What is required: Exactly as written, give back every record below.

============================================================

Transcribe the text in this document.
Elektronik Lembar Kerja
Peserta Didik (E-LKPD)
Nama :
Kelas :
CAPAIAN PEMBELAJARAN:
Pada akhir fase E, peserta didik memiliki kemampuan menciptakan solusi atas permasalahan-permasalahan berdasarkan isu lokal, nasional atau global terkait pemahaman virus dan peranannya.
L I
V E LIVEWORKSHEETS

============================================================

Exercise answer:
Transcribe the text in this document.
Elektronik Lembar Kerja
Peserta Didik (E-LKPD)
Nama :
Kelas :
CAPAIAN PEMBELAJARAN:
Pada akhir fase E, peserta didik memiliki kemampuan menciptakan solusi atas permasalahan-permasalahan berdasarkan isu lokal, nasional atau global terkait pemahaman virus dan peranannya.
L I
V E LIVEWORKSHEETS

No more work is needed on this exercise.